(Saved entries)
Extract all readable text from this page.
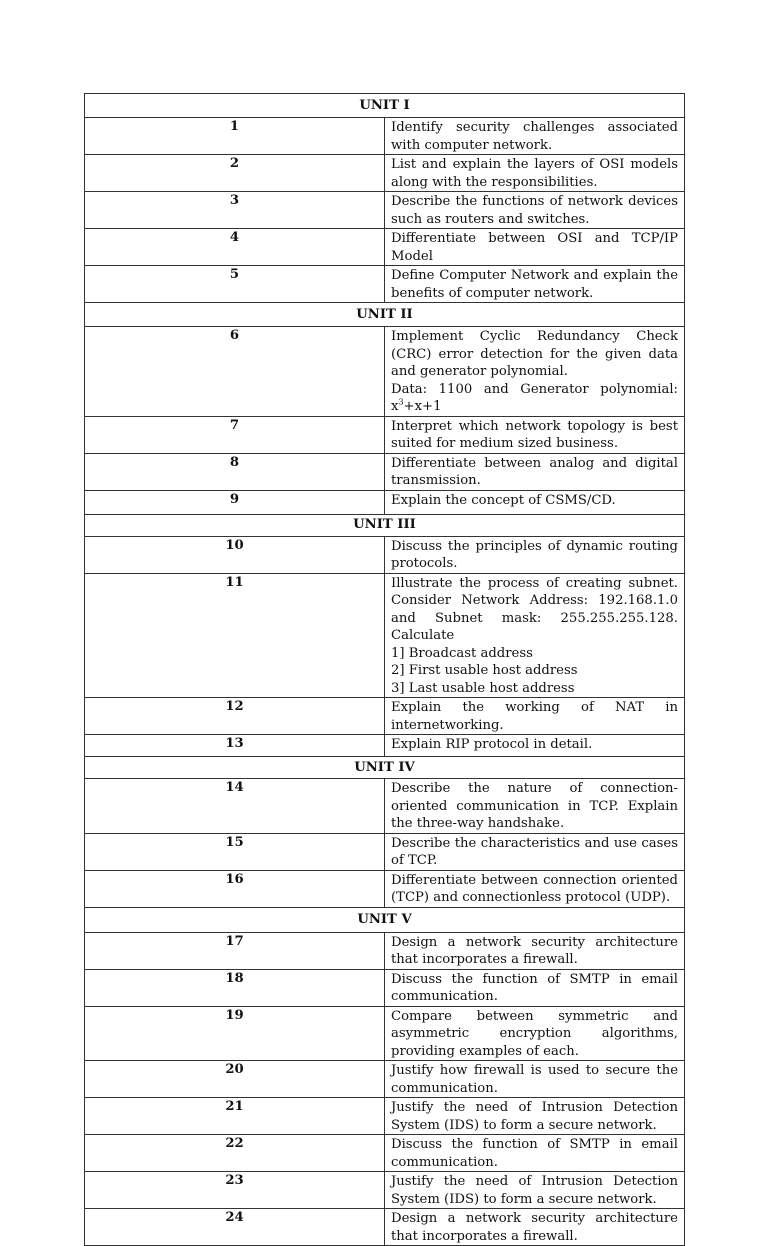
UNIT I	
1	Identify security challenges associated with computer network.

2	List and explain the layers of OSI models along with the responsibilities.

3	Describe the functions of network devices such as routers and switches.

4	Differentiate between OSI and TCP/IP Model

5	Define Computer Network and explain the benefits of computer network.

UNIT II	
6	Implement Cyclic Redundancy Check (CRC) error detection for the given data and generator polynomial.
Data: 1100 and Generator polynomial: $x^3+x+1$

7	Interpret which network topology is best suited for medium sized business.

8	Differentiate between analog and digital transmission.

9	Explain the concept of CSMS/CD.

UNIT III	
10	Discuss the principles of dynamic routing protocols.

11	Illustrate the process of creating subnet. Consider Network Address: 192.168.1.0 and Subnet mask: 255.255.255.128. Calculate
1] Broadcast address
2] First usable host address
3] Last usable host address

12	Explain the working of NAT in internetworking.

13	Explain RIP protocol in detail.

UNIT IV	
14	Describe the nature of connection-oriented communication in TCP. Explain the three-way handshake.

15	Describe the characteristics and use cases of TCP.

16	Differentiate between connection oriented (TCP) and connectionless protocol (UDP).

UNIT V	
17	Design a network security architecture that incorporates a firewall.

18	Discuss the function of SMTP in email communication.

19	Compare between symmetric and asymmetric encryption algorithms, providing examples of each.

20	Justify how firewall is used to secure the communication.

21	Justify the need of Intrusion Detection System (IDS) to form a secure network.

22	Discuss the function of SMTP in email communication.

23	Justify the need of Intrusion Detection System (IDS) to form a secure network.

24	Design a network security architecture that incorporates a firewall.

## Problem description
Retype the whole listing, keeping every line identical and omitting all pictures.

## Response to this task
Extract all readable text from this page.
UNIT I	
1	Identify security challenges associated with computer network.

2	List and explain the layers of OSI models along with the responsibilities.

3	Describe the functions of network devices such as routers and switches.

4	Differentiate between OSI and TCP/IP Model

5	Define Computer Network and explain the benefits of computer network.

UNIT II	
6	Implement Cyclic Redundancy Check (CRC) error detection for the given data and generator polynomial.
Data: 1100 and Generator polynomial: $x^3+x+1$

7	Interpret which network topology is best suited for medium sized business.

8	Differentiate between analog and digital transmission.

9	Explain the concept of CSMS/CD.

UNIT III	
10	Discuss the principles of dynamic routing protocols.

11	Illustrate the process of creating subnet. Consider Network Address: 192.168.1.0 and Subnet mask: 255.255.255.128. Calculate
1] Broadcast address
2] First usable host address
3] Last usable host address

12	Explain the working of NAT in internetworking.

13	Explain RIP protocol in detail.

UNIT IV	
14	Describe the nature of connection-oriented communication in TCP. Explain the three-way handshake.

15	Describe the characteristics and use cases of TCP.

16	Differentiate between connection oriented (TCP) and connectionless protocol (UDP).

UNIT V	
17	Design a network security architecture that incorporates a firewall.

18	Discuss the function of SMTP in email communication.

19	Compare between symmetric and asymmetric encryption algorithms, providing examples of each.

20	Justify how firewall is used to secure the communication.

21	Justify the need of Intrusion Detection System (IDS) to form a secure network.

22	Discuss the function of SMTP in email communication.

23	Justify the need of Intrusion Detection System (IDS) to form a secure network.

24	Design a network security architecture that incorporates a firewall.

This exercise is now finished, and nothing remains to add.